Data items
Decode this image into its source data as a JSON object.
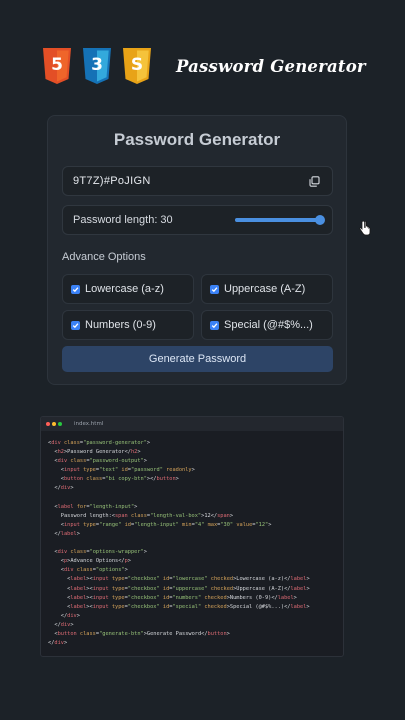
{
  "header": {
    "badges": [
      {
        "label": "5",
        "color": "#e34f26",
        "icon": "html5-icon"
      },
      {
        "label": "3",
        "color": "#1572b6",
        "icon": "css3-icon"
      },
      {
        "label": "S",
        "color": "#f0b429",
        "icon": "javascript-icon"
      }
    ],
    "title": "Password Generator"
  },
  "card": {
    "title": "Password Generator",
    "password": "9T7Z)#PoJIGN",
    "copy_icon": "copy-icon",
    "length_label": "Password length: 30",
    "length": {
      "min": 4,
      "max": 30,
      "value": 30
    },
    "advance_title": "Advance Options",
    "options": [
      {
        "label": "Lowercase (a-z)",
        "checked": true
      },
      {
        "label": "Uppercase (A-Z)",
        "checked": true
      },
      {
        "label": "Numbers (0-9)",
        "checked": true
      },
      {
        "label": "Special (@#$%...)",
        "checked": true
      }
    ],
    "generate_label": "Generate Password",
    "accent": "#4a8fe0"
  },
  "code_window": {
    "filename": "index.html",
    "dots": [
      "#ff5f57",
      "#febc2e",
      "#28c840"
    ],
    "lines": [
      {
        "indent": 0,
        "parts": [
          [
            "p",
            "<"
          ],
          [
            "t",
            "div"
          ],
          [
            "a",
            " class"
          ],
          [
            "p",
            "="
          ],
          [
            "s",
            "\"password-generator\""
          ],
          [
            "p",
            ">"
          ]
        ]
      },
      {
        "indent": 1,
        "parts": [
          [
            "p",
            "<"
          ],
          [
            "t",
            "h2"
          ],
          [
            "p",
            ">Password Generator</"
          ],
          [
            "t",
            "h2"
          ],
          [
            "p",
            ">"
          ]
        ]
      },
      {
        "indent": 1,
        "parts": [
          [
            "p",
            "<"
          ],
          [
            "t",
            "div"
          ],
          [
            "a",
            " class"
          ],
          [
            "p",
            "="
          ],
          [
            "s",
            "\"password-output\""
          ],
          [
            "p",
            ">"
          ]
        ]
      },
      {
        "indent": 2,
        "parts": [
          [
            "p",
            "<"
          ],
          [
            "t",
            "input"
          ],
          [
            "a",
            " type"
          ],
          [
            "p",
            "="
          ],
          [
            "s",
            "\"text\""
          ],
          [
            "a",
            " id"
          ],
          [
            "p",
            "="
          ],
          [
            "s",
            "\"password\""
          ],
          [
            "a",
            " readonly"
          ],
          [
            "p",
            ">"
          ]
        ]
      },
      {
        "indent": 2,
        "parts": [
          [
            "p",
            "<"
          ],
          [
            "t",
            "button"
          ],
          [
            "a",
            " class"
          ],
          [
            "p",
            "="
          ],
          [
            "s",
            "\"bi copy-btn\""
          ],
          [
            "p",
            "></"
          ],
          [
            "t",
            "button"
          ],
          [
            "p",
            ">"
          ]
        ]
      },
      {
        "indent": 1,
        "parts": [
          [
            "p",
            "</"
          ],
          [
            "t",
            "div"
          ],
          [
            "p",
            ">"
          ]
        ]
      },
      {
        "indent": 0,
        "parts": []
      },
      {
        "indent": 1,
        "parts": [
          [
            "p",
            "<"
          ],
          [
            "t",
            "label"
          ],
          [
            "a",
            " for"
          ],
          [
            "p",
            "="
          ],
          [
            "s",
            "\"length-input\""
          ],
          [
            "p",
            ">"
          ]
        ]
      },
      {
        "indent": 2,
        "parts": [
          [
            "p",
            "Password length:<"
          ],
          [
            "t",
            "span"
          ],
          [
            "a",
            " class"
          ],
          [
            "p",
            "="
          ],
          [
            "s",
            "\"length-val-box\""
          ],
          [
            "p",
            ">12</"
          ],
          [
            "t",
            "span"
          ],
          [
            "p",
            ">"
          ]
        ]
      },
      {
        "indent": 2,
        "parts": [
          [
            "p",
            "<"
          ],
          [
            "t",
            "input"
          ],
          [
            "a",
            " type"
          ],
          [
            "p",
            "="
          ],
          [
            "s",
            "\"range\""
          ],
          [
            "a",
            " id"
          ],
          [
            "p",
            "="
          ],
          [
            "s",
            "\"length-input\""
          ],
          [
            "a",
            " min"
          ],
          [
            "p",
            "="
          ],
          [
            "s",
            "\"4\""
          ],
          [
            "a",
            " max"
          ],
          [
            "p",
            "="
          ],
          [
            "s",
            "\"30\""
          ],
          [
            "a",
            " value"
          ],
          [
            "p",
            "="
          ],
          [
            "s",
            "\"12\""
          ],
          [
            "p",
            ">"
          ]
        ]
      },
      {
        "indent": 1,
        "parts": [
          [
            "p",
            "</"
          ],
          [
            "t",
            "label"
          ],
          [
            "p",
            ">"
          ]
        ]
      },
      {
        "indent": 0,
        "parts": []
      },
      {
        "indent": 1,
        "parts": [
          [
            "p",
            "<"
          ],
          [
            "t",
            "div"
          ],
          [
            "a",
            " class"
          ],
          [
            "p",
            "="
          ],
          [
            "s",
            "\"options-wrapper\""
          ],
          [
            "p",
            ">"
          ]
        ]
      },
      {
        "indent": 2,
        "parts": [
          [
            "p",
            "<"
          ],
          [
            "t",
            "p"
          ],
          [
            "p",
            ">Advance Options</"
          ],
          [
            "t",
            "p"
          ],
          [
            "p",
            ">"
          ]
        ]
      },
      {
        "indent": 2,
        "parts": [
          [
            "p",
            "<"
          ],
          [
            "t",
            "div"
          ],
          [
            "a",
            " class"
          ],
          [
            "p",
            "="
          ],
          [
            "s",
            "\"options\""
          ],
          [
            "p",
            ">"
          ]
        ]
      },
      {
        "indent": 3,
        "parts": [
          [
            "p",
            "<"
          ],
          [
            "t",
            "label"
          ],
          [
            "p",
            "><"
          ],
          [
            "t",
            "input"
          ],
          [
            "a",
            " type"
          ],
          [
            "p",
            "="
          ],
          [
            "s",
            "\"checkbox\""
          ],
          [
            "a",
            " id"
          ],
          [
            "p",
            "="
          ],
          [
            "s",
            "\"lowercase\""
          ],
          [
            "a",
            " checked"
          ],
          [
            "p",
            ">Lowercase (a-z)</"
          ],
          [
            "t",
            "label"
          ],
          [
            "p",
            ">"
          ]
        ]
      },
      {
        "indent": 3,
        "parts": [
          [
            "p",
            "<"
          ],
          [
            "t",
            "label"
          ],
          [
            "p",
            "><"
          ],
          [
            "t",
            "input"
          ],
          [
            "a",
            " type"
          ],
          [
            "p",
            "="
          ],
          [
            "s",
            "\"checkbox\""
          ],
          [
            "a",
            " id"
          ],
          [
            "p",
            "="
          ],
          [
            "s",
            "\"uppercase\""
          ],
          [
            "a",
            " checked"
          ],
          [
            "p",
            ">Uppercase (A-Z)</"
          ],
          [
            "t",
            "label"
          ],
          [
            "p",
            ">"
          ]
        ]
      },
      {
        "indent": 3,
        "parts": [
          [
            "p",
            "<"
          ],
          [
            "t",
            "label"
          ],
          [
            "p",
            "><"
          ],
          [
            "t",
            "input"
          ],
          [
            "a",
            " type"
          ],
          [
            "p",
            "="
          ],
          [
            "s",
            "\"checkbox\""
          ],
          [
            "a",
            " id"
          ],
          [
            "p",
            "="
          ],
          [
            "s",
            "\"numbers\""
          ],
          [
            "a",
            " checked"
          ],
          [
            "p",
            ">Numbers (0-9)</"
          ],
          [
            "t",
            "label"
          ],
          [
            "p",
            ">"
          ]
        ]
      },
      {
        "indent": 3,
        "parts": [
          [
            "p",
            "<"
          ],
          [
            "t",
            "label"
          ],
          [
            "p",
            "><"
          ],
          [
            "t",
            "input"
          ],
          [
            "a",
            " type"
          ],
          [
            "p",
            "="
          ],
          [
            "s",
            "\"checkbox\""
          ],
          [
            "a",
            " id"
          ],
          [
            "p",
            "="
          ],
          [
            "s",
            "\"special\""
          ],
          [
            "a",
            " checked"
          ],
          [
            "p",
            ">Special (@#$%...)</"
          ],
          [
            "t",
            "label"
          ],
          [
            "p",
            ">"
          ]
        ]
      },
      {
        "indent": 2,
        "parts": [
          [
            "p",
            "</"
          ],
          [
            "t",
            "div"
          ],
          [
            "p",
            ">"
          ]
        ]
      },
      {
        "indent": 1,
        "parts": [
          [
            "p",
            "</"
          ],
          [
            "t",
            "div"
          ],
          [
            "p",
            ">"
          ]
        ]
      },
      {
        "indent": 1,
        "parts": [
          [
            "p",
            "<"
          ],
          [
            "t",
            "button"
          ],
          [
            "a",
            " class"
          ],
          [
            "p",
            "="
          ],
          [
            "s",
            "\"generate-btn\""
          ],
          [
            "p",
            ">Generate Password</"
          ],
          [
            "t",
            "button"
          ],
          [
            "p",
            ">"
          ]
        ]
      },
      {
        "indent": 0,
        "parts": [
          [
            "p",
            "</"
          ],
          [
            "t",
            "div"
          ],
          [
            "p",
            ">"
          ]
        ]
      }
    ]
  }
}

AIM OF THE TASK. Every line that holds the word "Advance" should be extracted.

ANSWER TO THE EXERCISE.
    "advance_title": "Advance Options",
            ">Advance Options</"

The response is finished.